● Records for this exercise:
● ● ● ● ●

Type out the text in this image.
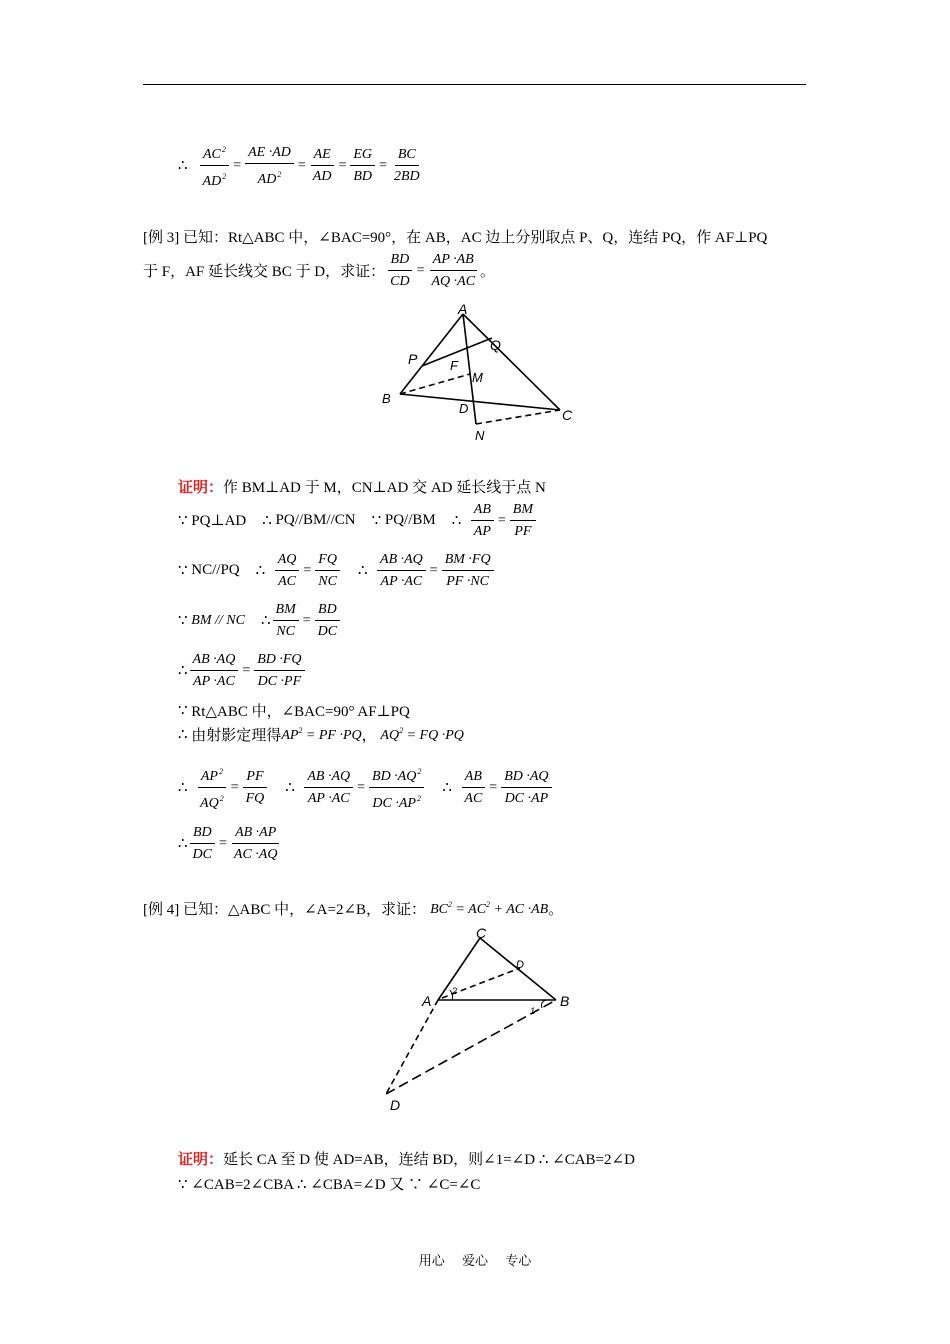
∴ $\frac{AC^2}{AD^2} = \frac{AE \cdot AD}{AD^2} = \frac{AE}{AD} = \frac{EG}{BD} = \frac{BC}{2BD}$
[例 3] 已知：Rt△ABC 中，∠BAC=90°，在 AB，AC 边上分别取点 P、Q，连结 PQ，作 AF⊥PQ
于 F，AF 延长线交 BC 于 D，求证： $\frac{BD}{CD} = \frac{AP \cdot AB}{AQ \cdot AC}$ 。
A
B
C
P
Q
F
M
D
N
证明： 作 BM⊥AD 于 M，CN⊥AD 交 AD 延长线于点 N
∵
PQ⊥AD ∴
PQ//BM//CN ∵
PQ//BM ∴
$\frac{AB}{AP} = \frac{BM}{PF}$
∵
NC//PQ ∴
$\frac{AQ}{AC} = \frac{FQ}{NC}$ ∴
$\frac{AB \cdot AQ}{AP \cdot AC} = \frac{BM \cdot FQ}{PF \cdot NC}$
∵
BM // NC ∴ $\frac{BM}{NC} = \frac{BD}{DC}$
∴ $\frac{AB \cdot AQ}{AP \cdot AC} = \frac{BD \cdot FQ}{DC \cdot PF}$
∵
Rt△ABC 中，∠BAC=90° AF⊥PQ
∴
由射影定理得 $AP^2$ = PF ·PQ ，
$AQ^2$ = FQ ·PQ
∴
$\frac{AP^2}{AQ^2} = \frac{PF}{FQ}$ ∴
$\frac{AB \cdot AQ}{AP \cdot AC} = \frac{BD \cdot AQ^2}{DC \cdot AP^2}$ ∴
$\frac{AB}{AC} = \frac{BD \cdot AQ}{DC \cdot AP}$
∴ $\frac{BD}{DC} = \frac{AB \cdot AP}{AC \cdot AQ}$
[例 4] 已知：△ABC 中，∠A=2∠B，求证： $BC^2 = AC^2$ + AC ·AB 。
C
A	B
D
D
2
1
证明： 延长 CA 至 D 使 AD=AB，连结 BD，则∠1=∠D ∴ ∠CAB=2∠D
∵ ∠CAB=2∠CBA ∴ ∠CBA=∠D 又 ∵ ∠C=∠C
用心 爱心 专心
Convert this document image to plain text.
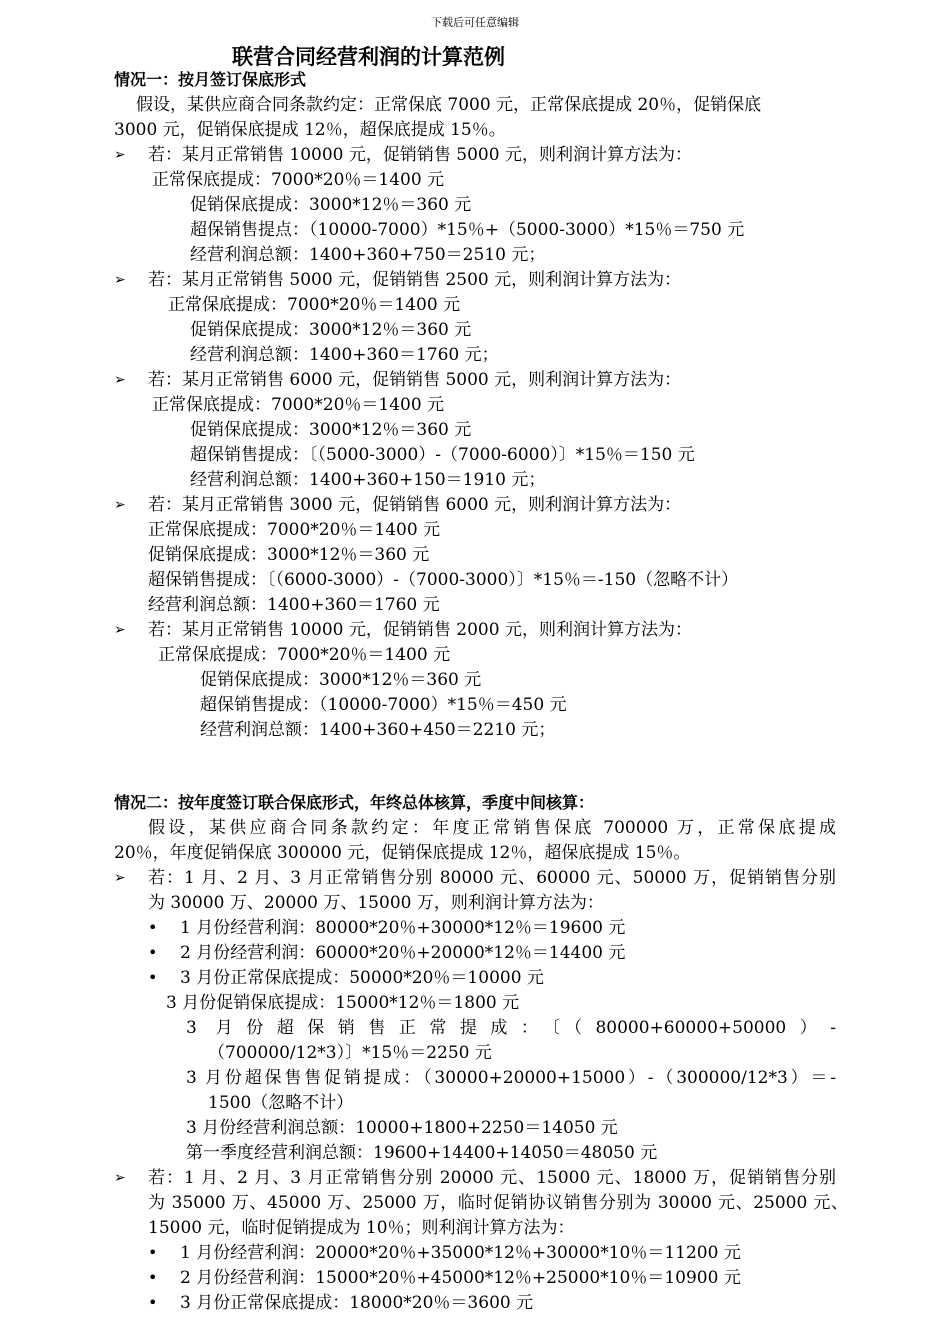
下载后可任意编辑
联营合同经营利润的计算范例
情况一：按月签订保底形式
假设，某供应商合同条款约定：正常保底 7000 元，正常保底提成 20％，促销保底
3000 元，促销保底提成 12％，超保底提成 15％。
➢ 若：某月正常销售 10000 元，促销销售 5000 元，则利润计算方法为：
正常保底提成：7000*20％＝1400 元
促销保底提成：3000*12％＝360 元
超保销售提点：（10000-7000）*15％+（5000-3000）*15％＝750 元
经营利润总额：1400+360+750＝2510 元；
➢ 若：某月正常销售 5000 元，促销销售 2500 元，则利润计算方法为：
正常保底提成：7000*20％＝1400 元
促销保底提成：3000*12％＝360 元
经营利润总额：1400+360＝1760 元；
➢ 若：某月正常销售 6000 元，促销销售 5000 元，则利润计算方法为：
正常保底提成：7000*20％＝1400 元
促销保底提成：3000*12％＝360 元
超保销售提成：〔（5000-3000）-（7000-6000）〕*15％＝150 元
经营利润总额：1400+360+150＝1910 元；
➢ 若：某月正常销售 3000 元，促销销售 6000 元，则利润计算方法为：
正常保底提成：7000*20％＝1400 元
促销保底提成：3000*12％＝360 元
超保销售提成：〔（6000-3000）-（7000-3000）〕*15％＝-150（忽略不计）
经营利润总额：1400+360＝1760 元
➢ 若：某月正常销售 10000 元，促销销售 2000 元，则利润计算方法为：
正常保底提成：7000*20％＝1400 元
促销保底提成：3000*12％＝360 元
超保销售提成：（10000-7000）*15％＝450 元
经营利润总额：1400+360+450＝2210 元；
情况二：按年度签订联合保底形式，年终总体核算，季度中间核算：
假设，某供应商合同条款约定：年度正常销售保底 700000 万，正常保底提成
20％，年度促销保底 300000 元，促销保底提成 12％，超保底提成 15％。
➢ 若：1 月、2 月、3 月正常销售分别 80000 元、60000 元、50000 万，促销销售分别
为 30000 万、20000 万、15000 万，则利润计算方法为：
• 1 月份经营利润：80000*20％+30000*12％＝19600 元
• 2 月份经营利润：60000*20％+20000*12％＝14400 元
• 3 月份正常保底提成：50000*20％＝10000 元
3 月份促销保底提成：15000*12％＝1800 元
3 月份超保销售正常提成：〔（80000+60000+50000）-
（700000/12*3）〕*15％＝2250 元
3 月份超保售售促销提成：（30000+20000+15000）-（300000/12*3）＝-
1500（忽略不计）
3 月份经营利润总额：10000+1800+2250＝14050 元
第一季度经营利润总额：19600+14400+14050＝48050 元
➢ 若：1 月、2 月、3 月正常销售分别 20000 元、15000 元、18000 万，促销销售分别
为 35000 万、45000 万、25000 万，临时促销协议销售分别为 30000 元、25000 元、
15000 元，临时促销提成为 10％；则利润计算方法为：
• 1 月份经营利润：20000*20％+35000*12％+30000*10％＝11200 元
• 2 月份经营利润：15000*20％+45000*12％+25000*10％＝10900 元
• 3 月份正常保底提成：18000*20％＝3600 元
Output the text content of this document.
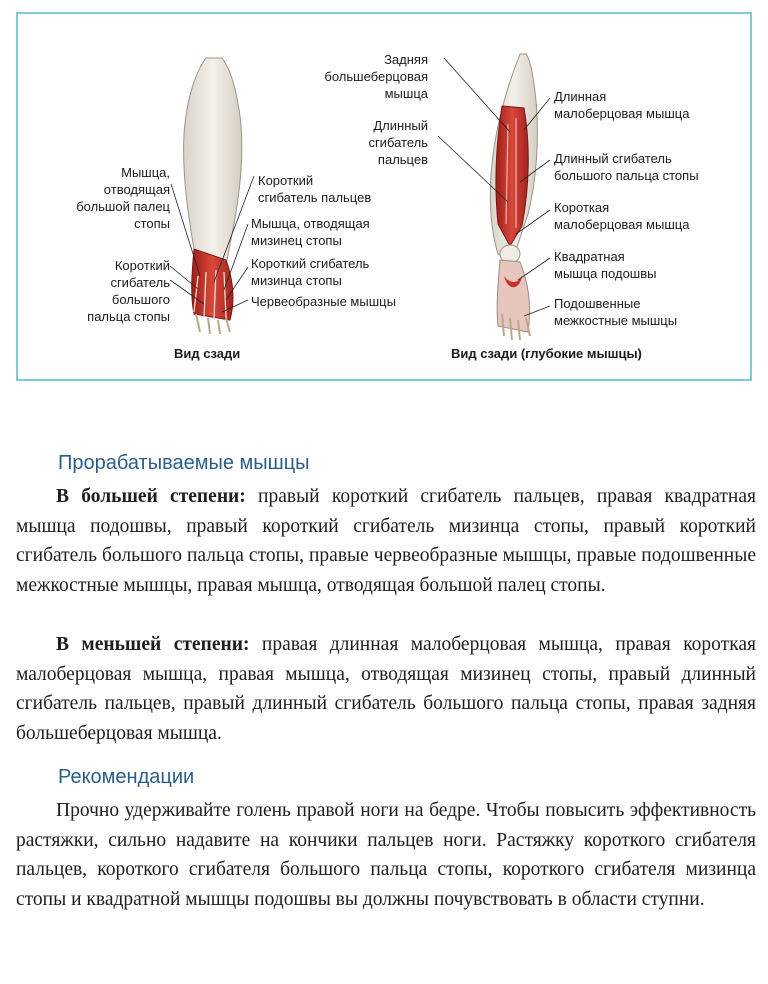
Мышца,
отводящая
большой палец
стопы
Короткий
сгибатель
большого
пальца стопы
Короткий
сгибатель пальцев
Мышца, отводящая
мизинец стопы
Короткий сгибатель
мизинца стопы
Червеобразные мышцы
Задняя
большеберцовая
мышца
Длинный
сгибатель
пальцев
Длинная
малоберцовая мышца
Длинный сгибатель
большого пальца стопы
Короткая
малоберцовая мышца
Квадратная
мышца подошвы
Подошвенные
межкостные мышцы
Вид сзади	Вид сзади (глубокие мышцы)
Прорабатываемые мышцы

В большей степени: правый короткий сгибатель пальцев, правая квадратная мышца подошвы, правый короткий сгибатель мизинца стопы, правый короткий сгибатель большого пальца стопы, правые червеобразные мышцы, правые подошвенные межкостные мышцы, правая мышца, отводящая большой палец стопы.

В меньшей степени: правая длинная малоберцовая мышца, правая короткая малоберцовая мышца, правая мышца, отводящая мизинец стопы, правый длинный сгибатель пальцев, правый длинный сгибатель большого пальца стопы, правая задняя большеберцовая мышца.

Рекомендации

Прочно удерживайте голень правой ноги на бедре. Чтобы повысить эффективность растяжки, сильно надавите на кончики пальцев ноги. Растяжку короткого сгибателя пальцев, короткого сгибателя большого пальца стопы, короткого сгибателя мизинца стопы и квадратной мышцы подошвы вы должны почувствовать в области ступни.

● ● ● ● ●

● Exercise requirements:
Search the data for the string "超保底提成" and copy each line where it appears.

● In response:
3000 元，促销保底提成 12％，超保底提成 15％。
20％，年度促销保底 300000 元，促销保底提成 12％，超保底提成 15％。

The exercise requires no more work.